- **THE TASK**: Quote the lines of the data below verbatim, beginning at the line that contains "Transcribe this image's" and ending at the last line, both included, and excluding pictures.

[Items listed in a dataset]
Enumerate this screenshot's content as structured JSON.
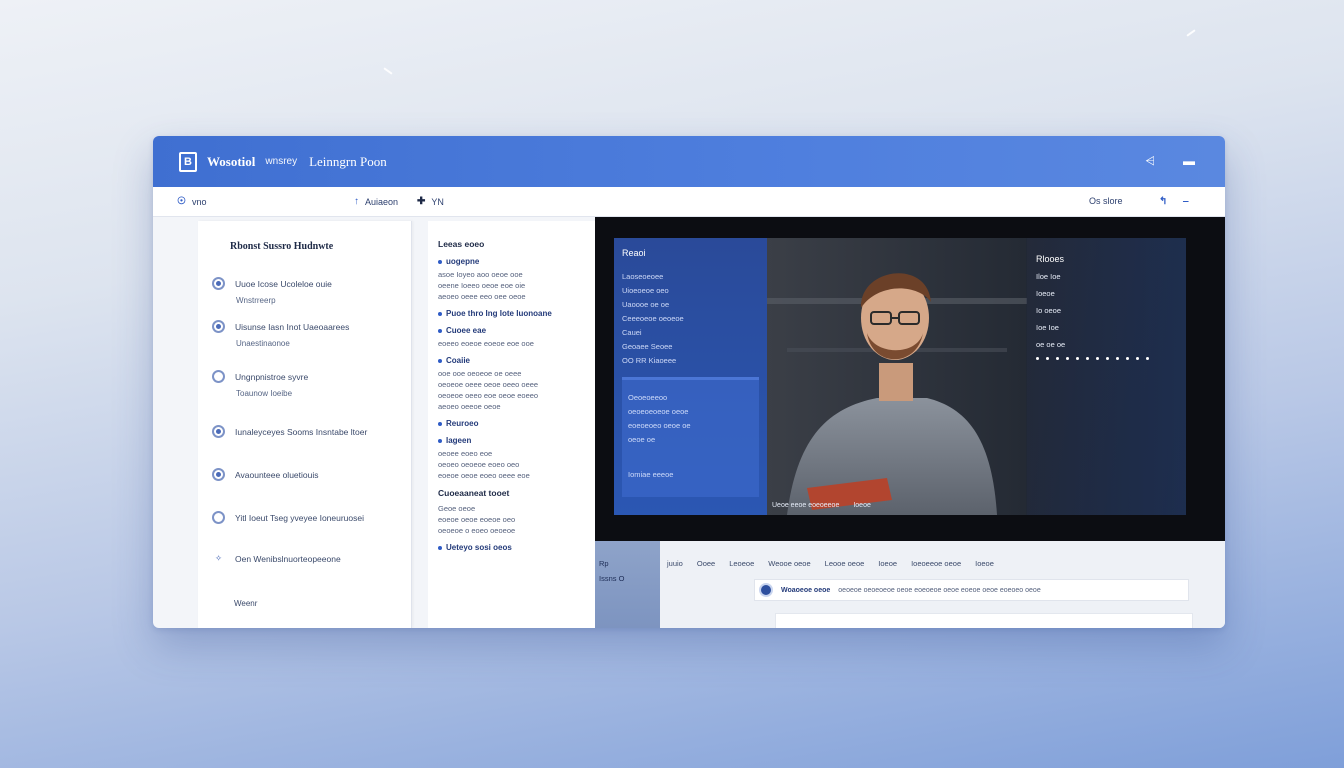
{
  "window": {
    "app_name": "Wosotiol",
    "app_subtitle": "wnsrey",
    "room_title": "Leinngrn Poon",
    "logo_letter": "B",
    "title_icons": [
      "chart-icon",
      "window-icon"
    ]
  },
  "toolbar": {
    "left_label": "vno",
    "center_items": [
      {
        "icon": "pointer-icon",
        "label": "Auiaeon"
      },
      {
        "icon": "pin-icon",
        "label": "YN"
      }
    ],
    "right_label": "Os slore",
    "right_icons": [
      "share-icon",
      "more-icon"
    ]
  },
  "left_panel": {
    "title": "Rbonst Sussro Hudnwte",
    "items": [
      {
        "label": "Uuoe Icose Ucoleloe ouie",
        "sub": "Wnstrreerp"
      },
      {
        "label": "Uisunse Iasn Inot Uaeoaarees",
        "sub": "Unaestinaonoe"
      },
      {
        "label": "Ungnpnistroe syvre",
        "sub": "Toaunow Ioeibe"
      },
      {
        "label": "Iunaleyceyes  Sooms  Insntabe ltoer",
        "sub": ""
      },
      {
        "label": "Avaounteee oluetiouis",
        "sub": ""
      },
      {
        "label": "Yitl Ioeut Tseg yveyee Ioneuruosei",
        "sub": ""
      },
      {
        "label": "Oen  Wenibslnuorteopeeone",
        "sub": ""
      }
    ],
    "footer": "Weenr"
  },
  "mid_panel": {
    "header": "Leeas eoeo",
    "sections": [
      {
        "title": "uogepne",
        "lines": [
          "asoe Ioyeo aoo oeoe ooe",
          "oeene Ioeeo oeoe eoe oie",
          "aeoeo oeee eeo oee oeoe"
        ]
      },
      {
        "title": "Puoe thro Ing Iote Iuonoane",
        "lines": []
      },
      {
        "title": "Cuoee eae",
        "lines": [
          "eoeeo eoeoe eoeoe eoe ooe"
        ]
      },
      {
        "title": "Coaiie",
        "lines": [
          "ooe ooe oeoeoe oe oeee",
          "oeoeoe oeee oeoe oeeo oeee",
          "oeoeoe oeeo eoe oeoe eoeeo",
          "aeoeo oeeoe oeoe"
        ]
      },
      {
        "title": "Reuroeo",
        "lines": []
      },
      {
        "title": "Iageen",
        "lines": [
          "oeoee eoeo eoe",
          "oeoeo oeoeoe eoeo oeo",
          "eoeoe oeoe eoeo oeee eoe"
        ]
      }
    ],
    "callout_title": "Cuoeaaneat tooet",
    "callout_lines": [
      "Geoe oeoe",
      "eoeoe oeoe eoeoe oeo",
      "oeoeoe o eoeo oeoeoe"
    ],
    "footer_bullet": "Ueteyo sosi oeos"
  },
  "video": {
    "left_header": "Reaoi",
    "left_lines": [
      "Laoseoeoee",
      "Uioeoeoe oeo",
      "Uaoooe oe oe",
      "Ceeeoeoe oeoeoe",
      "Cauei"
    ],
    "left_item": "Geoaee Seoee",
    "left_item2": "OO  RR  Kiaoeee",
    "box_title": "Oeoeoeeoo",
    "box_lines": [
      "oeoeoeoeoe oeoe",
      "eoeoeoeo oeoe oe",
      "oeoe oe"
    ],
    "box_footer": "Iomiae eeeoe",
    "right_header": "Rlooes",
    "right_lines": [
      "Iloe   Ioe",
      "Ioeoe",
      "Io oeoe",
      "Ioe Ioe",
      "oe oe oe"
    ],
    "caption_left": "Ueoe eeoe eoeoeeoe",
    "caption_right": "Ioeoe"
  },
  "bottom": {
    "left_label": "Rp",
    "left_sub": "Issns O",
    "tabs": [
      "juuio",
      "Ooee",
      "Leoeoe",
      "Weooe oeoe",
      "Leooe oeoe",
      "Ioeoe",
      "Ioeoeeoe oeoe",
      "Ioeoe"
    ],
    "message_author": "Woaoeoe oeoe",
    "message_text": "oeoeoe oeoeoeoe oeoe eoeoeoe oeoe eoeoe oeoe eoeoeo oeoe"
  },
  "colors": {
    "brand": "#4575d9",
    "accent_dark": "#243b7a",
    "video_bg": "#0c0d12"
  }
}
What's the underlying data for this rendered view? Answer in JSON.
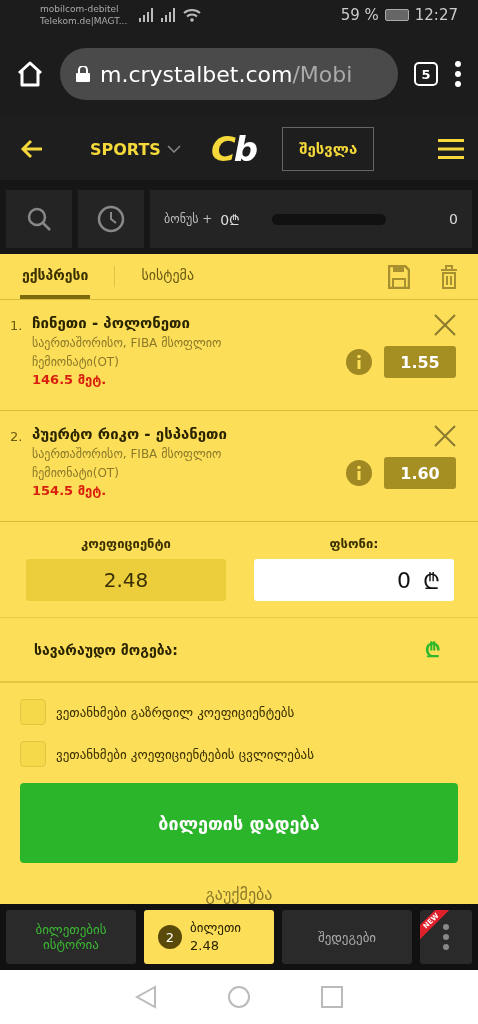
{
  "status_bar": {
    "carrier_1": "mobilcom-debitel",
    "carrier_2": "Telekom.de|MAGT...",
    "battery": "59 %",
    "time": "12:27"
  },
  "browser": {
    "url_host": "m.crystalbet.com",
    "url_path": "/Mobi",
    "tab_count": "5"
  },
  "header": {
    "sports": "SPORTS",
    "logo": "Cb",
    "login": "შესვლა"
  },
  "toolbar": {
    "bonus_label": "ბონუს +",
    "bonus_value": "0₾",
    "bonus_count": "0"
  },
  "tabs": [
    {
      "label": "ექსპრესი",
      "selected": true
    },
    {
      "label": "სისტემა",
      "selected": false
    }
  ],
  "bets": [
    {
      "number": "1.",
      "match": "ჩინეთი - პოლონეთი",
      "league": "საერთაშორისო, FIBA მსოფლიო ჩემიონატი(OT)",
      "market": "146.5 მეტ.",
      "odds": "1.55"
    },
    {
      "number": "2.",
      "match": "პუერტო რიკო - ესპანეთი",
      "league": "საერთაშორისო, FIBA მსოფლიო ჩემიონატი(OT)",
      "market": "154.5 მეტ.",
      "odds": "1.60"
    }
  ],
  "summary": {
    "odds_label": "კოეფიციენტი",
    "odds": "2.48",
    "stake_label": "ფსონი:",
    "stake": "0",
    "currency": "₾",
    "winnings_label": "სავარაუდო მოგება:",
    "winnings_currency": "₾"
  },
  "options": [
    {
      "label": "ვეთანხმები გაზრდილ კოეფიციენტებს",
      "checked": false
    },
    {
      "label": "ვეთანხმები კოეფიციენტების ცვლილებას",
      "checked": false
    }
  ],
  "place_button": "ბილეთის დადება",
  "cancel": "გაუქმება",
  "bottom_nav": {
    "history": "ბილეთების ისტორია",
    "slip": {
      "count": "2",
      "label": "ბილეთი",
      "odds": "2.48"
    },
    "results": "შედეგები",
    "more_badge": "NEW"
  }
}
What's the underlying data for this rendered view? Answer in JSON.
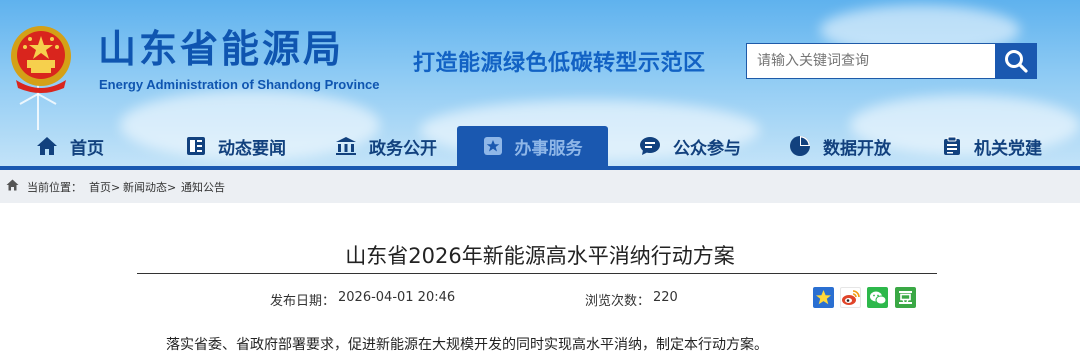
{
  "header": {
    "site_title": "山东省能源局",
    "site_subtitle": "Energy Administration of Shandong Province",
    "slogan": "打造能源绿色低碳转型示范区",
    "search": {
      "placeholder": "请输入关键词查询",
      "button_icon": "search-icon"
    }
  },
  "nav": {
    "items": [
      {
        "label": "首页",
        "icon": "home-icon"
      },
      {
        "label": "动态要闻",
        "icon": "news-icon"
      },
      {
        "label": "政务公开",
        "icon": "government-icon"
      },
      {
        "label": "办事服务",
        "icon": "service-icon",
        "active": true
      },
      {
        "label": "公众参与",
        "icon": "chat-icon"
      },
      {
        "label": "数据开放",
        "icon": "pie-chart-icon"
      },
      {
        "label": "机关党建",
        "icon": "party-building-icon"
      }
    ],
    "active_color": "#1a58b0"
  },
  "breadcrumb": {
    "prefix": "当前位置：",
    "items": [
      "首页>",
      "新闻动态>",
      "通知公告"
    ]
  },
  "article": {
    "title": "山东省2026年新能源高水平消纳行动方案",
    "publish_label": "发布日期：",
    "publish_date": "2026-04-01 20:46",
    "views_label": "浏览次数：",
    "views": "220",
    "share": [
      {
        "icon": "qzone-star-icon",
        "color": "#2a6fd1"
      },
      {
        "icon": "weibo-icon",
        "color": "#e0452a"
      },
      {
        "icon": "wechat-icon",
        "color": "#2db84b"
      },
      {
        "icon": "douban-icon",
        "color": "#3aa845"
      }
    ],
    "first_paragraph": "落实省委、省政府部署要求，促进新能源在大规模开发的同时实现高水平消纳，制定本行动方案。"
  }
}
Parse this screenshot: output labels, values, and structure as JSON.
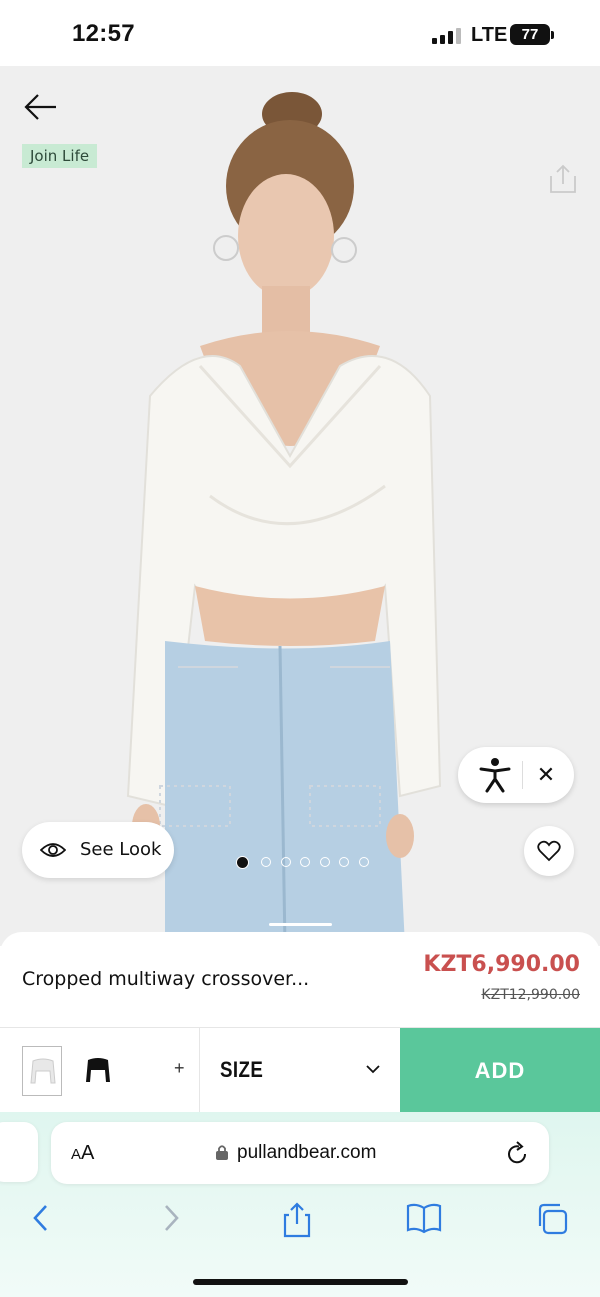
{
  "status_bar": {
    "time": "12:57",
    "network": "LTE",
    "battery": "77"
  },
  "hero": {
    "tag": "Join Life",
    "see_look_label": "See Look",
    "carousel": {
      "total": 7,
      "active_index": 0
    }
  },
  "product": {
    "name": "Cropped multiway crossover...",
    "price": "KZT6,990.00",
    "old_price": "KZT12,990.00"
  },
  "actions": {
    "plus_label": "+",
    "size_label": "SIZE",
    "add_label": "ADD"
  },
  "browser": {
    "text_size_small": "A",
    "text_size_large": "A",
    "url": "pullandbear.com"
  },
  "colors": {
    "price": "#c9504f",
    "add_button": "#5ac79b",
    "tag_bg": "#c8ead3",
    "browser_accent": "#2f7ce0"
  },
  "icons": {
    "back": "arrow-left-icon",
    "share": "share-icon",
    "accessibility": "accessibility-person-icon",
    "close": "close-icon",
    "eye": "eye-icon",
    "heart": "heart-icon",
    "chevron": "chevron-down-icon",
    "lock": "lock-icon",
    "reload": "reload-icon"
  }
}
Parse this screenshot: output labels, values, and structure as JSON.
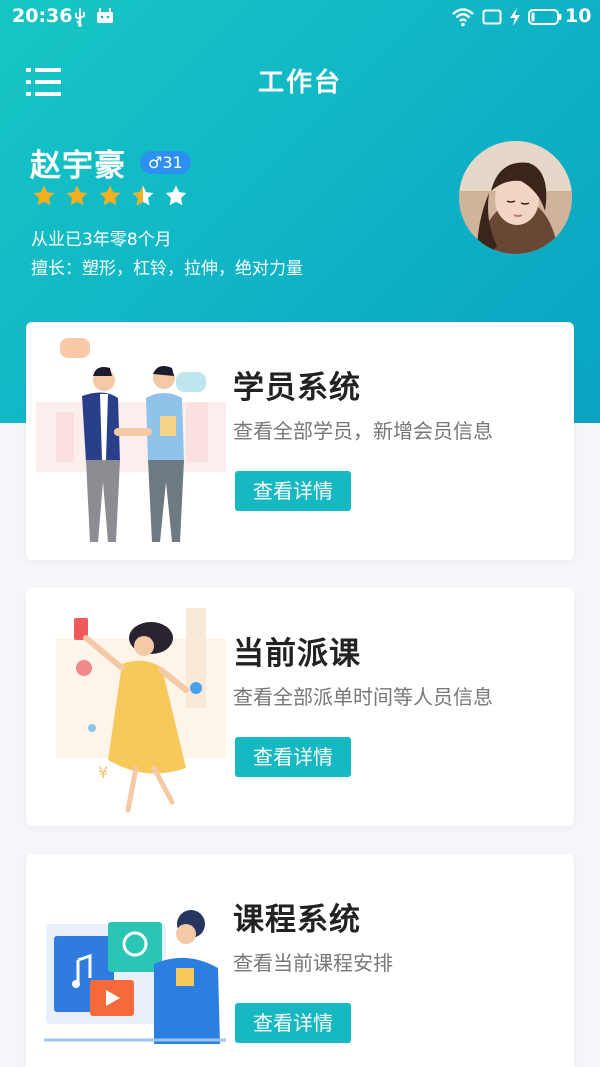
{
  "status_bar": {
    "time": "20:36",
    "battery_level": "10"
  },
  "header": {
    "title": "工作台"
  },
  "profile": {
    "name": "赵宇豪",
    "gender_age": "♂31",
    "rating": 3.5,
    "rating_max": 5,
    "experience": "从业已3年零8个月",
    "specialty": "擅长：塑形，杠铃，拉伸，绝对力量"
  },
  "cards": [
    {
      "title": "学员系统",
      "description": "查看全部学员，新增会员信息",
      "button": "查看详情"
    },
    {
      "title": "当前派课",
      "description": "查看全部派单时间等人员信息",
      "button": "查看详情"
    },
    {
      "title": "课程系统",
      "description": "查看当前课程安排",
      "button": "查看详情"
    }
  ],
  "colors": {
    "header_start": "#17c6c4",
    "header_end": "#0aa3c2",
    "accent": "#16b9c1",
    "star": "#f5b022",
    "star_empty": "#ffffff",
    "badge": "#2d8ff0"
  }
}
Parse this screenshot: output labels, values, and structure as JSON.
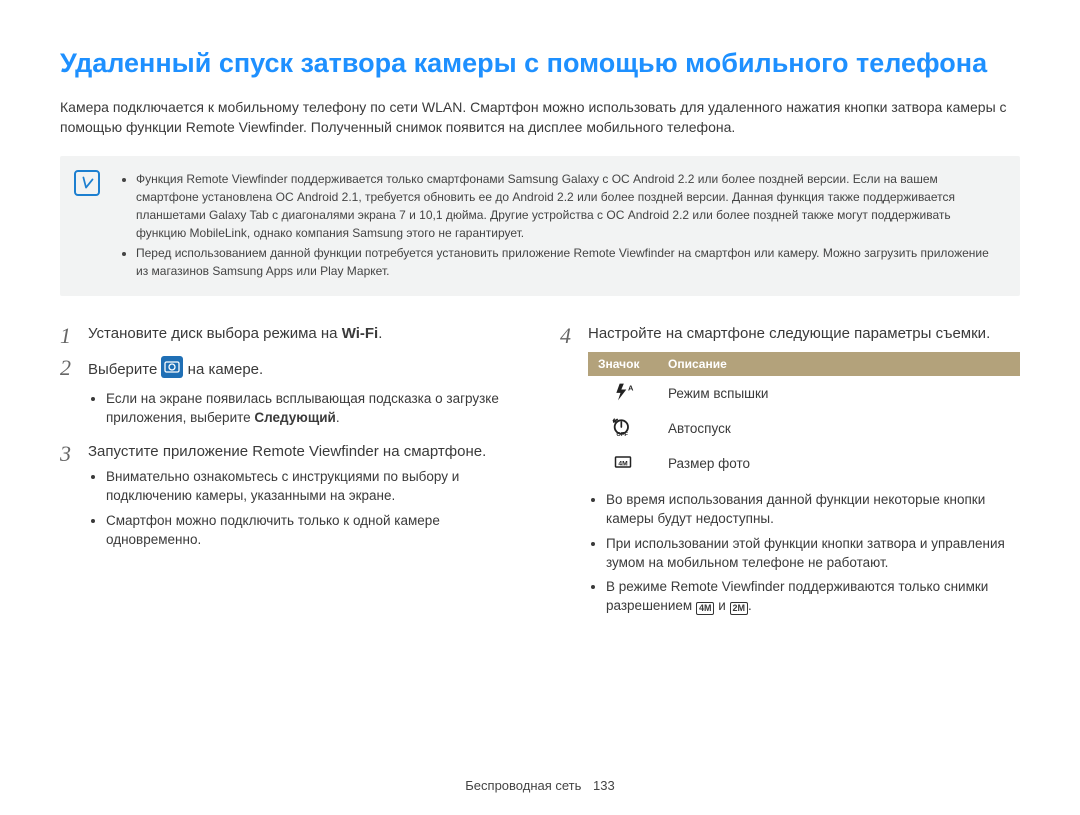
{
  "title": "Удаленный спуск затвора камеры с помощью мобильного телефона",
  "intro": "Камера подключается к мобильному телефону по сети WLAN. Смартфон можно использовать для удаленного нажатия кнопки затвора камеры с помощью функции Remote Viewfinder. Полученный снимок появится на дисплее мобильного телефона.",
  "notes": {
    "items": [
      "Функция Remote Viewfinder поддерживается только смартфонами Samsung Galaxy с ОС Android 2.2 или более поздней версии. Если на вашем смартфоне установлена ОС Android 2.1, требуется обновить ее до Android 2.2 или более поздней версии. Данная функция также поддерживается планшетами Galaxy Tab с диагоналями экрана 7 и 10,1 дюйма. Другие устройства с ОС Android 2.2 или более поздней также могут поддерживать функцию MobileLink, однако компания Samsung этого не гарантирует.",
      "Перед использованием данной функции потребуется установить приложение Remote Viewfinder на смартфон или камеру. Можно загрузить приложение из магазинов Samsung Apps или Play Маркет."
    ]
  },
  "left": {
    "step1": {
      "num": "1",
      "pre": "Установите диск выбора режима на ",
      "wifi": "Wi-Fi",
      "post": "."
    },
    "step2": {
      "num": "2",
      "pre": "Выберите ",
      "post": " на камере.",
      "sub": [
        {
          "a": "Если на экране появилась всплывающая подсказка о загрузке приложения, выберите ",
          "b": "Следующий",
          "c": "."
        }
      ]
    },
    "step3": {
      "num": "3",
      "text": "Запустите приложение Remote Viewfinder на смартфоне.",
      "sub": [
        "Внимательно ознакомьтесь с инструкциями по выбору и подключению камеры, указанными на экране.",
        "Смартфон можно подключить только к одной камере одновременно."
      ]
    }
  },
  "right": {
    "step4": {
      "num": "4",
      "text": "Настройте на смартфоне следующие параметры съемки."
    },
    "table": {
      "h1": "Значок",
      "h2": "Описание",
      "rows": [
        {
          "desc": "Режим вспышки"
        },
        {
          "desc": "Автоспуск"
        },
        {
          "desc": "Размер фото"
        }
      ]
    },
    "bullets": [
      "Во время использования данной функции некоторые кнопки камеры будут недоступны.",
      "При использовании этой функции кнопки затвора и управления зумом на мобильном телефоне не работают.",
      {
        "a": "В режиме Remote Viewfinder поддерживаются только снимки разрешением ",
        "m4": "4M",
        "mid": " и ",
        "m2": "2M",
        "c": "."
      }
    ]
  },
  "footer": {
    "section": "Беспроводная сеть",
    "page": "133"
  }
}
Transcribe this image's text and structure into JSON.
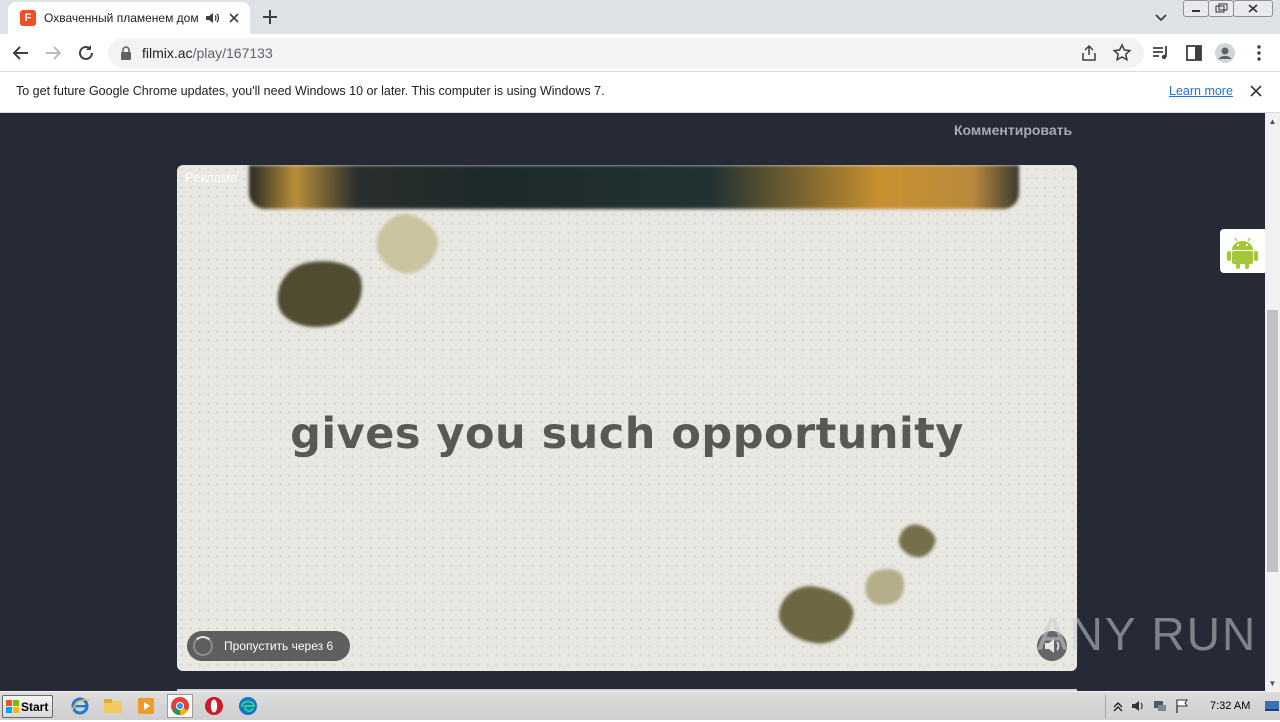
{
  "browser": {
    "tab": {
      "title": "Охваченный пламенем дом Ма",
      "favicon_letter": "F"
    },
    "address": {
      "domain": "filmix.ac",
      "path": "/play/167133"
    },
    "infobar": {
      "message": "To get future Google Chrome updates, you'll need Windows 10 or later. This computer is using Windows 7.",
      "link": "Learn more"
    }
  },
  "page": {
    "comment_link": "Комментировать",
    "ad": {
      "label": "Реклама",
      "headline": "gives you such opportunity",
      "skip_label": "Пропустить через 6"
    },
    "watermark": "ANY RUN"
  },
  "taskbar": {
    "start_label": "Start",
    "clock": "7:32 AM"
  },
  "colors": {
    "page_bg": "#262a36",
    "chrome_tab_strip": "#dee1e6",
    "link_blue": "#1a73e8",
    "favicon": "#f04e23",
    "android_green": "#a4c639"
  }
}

- **EXPECTED OUTPUT**:
Transcribe this image's text and structure into JSON.
{
  "browser": {
    "tab": {
      "title": "Охваченный пламенем дом Ма",
      "favicon_letter": "F"
    },
    "address": {
      "domain": "filmix.ac",
      "path": "/play/167133"
    },
    "infobar": {
      "message": "To get future Google Chrome updates, you'll need Windows 10 or later. This computer is using Windows 7.",
      "link": "Learn more"
    }
  },
  "page": {
    "comment_link": "Комментировать",
    "ad": {
      "label": "Реклама",
      "headline": "gives you such opportunity",
      "skip_label": "Пропустить через 6"
    },
    "watermark": "ANY RUN"
  },
  "taskbar": {
    "start_label": "Start",
    "clock": "7:32 AM"
  },
  "colors": {
    "page_bg": "#262a36",
    "chrome_tab_strip": "#dee1e6",
    "link_blue": "#1a73e8",
    "favicon": "#f04e23",
    "android_green": "#a4c639"
  }
}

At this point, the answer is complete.